• SET PROBLEM: The records below are to be quoted in full; please keep every word exact.

• SUPPLIED INFORMATION:
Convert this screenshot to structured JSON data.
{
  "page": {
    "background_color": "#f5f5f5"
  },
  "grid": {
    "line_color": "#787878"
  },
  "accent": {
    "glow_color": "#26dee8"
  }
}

• SOLUTION TO THIS EXERCISE:
Convert this screenshot to structured JSON data.
{
  "page": {
    "background_color": "#f5f5f5"
  },
  "grid": {
    "line_color": "#787878"
  },
  "accent": {
    "glow_color": "#26dee8"
  }
}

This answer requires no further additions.